_TASK OBJECTIVE_
Each record below is to be reproduced without any change.
╭──
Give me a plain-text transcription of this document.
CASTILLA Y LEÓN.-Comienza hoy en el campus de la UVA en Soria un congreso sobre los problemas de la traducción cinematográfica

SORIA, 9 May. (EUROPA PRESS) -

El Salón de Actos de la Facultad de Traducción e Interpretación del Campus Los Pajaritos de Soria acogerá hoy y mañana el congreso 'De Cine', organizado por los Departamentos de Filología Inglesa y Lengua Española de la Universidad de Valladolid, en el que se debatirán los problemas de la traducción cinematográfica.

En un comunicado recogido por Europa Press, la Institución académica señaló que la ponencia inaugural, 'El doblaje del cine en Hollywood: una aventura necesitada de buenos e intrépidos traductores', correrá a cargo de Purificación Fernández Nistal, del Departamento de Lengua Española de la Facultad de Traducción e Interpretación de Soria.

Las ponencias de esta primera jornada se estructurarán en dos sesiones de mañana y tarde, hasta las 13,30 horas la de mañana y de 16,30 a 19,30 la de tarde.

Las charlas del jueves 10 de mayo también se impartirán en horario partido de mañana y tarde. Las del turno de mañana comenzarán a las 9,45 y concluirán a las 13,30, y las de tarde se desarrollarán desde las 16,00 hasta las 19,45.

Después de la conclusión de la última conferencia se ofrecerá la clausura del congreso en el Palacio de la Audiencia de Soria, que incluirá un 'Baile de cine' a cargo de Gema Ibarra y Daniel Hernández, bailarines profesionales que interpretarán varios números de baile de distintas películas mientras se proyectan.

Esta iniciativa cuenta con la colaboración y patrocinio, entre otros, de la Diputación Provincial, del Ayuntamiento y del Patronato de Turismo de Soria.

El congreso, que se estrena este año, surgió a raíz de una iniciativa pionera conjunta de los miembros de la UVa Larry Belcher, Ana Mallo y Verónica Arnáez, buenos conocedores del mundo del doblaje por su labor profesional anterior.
╰──
_EXERCISE SOLUTION_
Give me a plain-text transcription of this document.
CASTILLA Y LEÓN.-Comienza hoy en el campus de la UVA en Soria un congreso sobre los problemas de la traducción cinematográfica

SORIA, 9 May. (EUROPA PRESS) -

El Salón de Actos de la Facultad de Traducción e Interpretación del Campus Los Pajaritos de Soria acogerá hoy y mañana el congreso 'De Cine', organizado por los Departamentos de Filología Inglesa y Lengua Española de la Universidad de Valladolid, en el que se debatirán los problemas de la traducción cinematográfica.

En un comunicado recogido por Europa Press, la Institución académica señaló que la ponencia inaugural, 'El doblaje del cine en Hollywood: una aventura necesitada de buenos e intrépidos traductores', correrá a cargo de Purificación Fernández Nistal, del Departamento de Lengua Española de la Facultad de Traducción e Interpretación de Soria.

Las ponencias de esta primera jornada se estructurarán en dos sesiones de mañana y tarde, hasta las 13,30 horas la de mañana y de 16,30 a 19,30 la de tarde.

Las charlas del jueves 10 de mayo también se impartirán en horario partido de mañana y tarde. Las del turno de mañana comenzarán a las 9,45 y concluirán a las 13,30, y las de tarde se desarrollarán desde las 16,00 hasta las 19,45.

Después de la conclusión de la última conferencia se ofrecerá la clausura del congreso en el Palacio de la Audiencia de Soria, que incluirá un 'Baile de cine' a cargo de Gema Ibarra y Daniel Hernández, bailarines profesionales que interpretarán varios números de baile de distintas películas mientras se proyectan.

Esta iniciativa cuenta con la colaboración y patrocinio, entre otros, de la Diputación Provincial, del Ayuntamiento y del Patronato de Turismo de Soria.

El congreso, que se estrena este año, surgió a raíz de una iniciativa pionera conjunta de los miembros de la UVa Larry Belcher, Ana Mallo y Verónica Arnáez, buenos conocedores del mundo del doblaje por su labor profesional anterior.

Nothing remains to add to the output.